PROBLEM DESCRIPTION
Copy each line that has the string "JSON" somewhere in it.

Records
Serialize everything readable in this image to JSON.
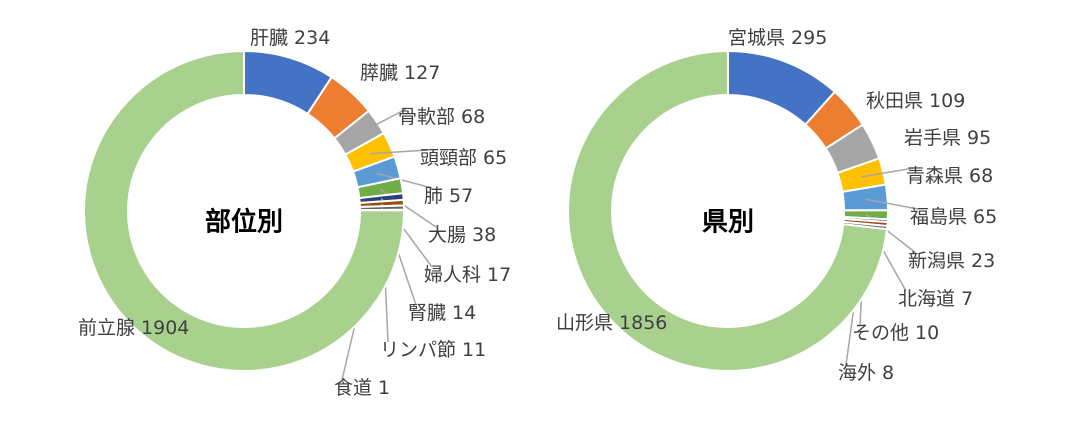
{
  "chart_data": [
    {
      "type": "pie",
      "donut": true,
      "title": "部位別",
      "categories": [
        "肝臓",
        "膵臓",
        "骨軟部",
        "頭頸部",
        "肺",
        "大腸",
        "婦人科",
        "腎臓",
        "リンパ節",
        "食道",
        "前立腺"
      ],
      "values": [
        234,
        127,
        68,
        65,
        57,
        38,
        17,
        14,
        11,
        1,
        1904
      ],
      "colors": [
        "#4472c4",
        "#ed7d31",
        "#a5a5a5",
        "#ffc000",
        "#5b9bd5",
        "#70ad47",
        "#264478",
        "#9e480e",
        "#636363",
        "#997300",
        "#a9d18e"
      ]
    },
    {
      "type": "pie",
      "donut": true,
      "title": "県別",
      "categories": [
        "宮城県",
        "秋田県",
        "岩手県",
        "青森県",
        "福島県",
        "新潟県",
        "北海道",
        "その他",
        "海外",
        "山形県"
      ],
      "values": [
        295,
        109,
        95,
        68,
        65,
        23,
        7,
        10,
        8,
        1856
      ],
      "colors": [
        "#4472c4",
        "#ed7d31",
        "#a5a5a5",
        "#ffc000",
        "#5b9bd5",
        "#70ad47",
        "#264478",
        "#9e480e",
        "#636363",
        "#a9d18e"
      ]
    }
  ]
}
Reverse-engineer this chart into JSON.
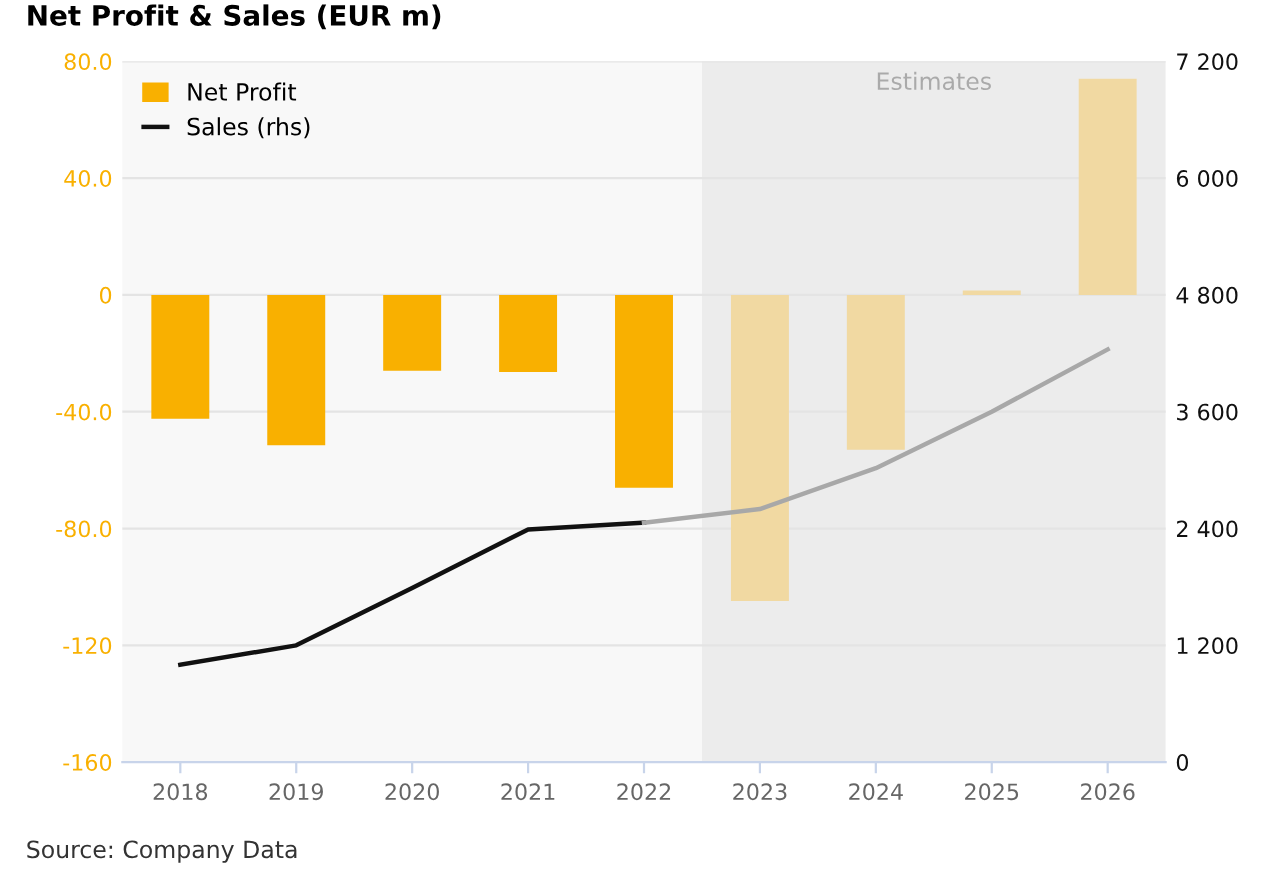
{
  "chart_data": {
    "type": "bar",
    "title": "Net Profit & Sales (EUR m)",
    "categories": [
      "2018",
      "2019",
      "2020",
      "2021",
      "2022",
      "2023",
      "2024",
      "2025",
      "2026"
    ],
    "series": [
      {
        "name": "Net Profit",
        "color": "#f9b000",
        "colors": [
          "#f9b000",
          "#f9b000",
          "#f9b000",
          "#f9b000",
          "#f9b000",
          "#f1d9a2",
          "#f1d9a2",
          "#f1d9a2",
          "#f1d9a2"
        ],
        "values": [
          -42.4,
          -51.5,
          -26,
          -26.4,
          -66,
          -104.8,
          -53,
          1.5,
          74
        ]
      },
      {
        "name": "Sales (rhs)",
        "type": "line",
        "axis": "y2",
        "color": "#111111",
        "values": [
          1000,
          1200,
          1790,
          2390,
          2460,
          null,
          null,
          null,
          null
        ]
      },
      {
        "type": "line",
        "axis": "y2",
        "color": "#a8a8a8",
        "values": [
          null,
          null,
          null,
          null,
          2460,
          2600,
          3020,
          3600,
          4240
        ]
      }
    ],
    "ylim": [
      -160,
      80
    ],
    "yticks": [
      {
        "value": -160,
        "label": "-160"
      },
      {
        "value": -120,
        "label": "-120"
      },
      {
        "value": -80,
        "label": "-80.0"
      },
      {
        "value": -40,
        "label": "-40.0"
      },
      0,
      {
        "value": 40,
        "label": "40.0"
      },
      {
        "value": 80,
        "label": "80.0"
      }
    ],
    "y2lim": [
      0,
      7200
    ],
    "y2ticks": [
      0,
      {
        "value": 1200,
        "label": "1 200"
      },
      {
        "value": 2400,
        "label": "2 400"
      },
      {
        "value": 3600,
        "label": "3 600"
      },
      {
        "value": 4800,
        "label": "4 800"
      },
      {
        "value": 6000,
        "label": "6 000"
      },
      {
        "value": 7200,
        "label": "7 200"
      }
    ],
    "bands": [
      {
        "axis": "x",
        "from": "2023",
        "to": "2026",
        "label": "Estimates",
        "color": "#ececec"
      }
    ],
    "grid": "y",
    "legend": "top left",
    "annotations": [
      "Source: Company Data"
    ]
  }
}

SOLUTION TO THE EXERCISE
Serialize everything readable in this image to JSON.
Reverse-engineer this chart into JSON.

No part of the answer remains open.